-- start EXERCISE INPUTS --

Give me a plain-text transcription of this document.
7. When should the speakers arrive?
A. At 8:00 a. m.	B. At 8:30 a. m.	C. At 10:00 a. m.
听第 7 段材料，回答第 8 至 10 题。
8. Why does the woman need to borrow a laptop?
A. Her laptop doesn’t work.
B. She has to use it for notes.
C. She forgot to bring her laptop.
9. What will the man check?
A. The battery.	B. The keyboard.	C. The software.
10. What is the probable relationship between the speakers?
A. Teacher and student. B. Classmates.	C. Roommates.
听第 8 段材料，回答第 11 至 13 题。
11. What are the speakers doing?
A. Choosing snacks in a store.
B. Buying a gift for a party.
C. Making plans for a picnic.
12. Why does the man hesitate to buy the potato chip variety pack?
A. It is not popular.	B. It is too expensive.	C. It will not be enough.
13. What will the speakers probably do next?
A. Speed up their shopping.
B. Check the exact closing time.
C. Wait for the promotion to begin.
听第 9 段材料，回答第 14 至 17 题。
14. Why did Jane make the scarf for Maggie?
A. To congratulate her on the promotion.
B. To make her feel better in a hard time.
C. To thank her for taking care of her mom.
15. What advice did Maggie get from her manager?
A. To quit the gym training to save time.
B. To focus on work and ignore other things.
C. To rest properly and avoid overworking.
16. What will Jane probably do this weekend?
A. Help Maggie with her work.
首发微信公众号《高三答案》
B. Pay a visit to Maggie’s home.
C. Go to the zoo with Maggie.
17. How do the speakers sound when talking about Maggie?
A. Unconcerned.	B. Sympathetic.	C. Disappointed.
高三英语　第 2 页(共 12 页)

-- end EXERCISE INPUTS --
-- start EXERCISE INPUTS --

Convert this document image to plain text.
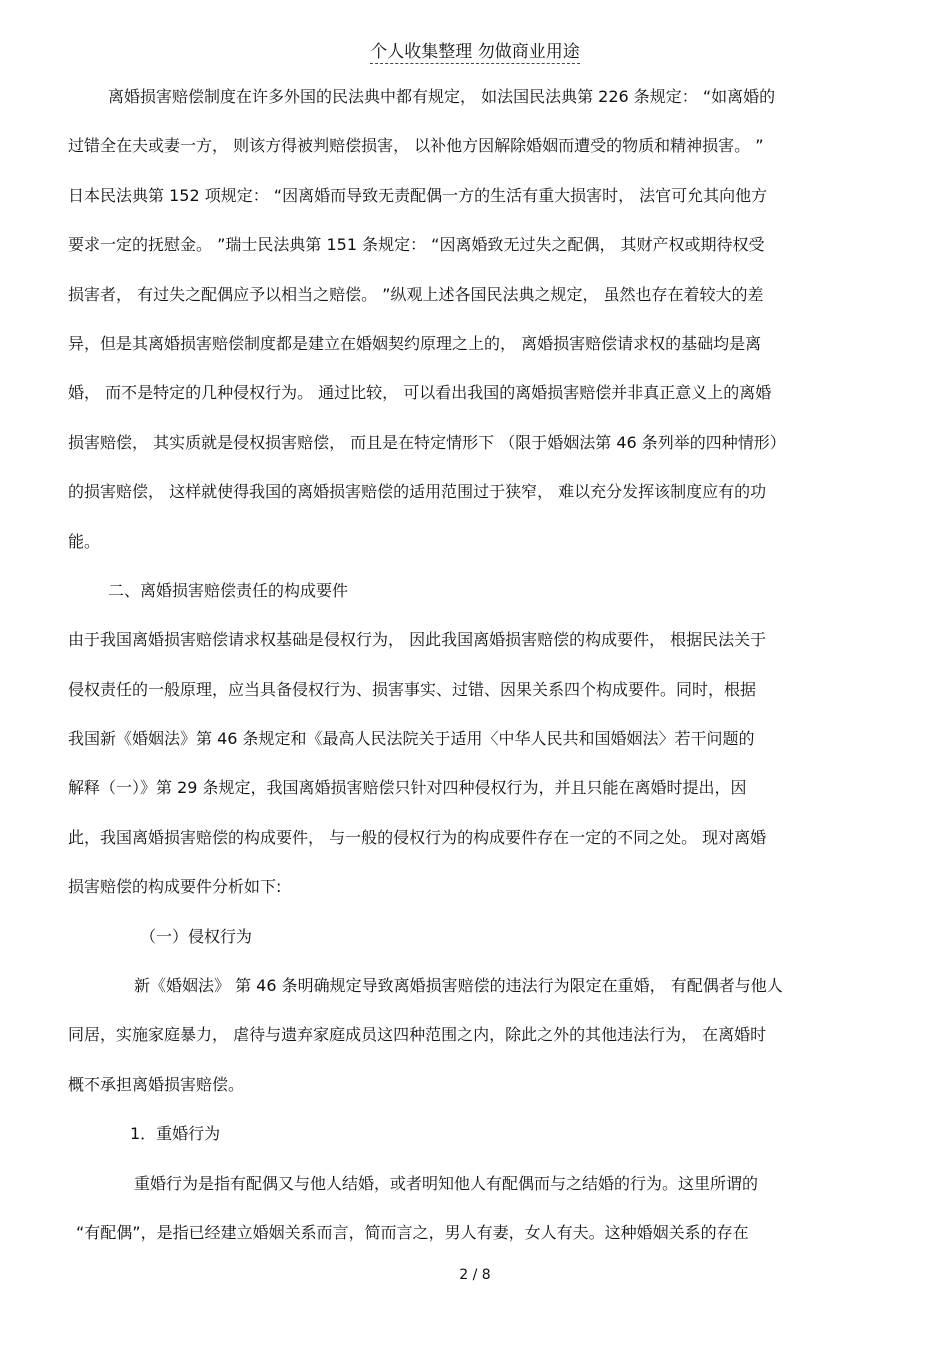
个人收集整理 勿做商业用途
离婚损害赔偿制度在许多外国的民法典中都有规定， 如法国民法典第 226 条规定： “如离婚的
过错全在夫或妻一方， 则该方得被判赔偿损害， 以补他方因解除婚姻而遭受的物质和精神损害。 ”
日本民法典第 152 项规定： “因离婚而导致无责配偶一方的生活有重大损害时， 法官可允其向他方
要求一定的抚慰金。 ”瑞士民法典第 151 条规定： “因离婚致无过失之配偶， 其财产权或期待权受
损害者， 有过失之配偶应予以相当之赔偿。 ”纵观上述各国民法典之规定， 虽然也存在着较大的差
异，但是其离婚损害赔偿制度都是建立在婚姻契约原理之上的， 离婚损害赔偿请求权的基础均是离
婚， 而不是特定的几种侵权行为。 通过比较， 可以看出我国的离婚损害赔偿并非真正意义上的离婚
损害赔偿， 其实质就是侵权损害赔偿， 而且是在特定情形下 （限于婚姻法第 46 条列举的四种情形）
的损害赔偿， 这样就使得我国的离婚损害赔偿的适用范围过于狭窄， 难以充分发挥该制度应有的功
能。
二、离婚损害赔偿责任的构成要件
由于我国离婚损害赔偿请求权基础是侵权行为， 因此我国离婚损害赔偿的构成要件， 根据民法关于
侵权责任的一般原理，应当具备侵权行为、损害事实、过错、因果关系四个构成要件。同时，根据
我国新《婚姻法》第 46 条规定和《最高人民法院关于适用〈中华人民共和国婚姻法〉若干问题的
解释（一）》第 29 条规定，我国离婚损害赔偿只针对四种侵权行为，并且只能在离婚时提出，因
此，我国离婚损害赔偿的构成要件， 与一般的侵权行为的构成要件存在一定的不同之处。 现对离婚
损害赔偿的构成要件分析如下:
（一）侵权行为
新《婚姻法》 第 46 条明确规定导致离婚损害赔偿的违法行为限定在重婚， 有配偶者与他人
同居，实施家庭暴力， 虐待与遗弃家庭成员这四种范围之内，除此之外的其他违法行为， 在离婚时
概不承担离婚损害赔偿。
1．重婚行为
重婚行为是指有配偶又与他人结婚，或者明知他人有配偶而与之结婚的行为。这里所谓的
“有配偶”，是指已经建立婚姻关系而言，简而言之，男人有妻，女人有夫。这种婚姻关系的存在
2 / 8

-- end EXERCISE INPUTS --
-- start EXERCISE INPUTS --

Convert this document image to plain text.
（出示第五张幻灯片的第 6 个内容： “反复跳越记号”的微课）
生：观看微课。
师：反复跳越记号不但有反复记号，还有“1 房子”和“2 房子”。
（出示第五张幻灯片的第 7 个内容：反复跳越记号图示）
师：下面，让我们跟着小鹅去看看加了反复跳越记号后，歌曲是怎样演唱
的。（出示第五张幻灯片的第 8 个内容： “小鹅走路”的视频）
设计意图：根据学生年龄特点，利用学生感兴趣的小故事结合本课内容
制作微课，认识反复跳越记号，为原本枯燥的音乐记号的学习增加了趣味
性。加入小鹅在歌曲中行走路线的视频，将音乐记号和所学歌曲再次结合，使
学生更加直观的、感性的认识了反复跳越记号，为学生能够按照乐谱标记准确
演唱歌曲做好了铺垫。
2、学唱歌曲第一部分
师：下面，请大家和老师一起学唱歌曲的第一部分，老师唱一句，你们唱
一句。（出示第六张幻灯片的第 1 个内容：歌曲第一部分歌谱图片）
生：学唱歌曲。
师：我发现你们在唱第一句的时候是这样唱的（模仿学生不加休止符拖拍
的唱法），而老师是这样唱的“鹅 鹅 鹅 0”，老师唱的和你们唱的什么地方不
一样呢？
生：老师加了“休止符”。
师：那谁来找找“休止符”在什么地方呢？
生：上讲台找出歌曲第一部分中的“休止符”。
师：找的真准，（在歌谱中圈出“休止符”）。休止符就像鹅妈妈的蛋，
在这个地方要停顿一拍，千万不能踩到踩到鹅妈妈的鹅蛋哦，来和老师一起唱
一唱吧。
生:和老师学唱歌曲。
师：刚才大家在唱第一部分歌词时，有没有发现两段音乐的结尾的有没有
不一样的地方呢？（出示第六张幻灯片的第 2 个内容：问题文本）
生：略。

-- end EXERCISE INPUTS --

Copy all lines from the entries that contain the word "出示第五张幻灯片的第".

（出示第五张幻灯片的第 6 个内容： “反复跳越记号”的微课）
（出示第五张幻灯片的第 7 个内容：反复跳越记号图示）
的。（出示第五张幻灯片的第 8 个内容： “小鹅走路”的视频）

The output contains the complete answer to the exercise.